_Exercise goal_:
Give the number of lines that include the word "name", nothing more.

<<<<

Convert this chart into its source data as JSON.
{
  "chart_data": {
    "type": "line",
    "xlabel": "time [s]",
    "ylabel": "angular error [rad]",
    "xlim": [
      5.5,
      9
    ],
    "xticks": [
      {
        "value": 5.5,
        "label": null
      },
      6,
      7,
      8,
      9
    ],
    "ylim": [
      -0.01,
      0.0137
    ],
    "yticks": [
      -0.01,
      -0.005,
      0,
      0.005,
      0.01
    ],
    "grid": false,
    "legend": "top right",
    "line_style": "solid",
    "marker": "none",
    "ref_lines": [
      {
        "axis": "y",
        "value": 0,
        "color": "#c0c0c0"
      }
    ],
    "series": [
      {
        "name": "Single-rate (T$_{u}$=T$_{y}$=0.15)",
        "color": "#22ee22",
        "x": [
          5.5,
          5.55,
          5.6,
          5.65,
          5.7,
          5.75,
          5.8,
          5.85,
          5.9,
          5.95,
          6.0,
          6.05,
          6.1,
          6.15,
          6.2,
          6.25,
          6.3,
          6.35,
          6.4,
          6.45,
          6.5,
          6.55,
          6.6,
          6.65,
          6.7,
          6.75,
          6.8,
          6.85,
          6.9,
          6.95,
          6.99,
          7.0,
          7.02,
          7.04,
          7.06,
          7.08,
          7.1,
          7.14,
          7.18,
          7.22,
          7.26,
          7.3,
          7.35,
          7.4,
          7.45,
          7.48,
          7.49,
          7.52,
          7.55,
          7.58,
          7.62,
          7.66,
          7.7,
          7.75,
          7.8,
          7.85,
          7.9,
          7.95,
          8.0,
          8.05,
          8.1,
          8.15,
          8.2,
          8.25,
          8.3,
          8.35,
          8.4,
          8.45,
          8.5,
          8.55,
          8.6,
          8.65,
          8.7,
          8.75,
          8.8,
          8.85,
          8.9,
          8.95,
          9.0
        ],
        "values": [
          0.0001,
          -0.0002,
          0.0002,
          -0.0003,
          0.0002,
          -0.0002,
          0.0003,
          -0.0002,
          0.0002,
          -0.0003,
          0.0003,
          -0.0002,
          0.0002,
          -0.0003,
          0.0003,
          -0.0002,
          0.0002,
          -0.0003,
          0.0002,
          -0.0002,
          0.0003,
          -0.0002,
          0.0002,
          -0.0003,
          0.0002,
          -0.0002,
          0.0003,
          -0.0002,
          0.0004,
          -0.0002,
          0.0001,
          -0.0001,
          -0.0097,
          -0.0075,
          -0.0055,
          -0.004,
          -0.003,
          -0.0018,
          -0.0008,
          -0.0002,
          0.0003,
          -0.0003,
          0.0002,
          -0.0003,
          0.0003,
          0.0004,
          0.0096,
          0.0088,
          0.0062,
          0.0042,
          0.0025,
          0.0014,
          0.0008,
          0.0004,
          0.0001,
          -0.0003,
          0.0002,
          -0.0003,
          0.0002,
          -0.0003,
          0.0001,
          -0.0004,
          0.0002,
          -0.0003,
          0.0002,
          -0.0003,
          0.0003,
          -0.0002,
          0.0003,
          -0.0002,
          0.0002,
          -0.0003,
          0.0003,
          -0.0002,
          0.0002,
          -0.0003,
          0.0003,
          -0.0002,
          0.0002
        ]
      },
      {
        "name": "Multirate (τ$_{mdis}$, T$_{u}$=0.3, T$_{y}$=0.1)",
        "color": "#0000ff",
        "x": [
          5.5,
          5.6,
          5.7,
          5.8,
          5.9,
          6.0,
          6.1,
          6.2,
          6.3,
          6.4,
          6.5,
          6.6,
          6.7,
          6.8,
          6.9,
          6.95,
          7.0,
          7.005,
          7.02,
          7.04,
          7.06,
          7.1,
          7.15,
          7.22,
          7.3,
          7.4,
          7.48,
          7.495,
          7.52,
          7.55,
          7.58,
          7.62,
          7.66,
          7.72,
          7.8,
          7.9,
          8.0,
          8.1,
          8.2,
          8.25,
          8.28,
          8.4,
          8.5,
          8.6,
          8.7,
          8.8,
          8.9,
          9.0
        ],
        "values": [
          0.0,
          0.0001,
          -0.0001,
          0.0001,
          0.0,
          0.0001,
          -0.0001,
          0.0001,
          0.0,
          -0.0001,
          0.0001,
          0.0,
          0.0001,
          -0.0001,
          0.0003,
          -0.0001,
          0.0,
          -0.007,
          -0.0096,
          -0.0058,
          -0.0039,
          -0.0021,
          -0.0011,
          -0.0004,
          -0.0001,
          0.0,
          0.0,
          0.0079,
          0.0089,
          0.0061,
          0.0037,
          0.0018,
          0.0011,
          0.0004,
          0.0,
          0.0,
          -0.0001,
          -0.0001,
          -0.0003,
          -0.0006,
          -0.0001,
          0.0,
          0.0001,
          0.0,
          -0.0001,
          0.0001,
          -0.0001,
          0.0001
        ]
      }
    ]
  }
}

>>>>
<<<<

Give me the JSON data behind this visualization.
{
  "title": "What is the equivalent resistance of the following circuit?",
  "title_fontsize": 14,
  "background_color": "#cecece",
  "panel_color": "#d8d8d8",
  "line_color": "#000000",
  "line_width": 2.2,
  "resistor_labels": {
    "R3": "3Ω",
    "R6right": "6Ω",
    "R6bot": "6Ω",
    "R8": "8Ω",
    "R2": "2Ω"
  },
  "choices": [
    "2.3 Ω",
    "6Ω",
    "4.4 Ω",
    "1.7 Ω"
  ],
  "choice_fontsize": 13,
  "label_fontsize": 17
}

>>>>

_Result for this task_:
2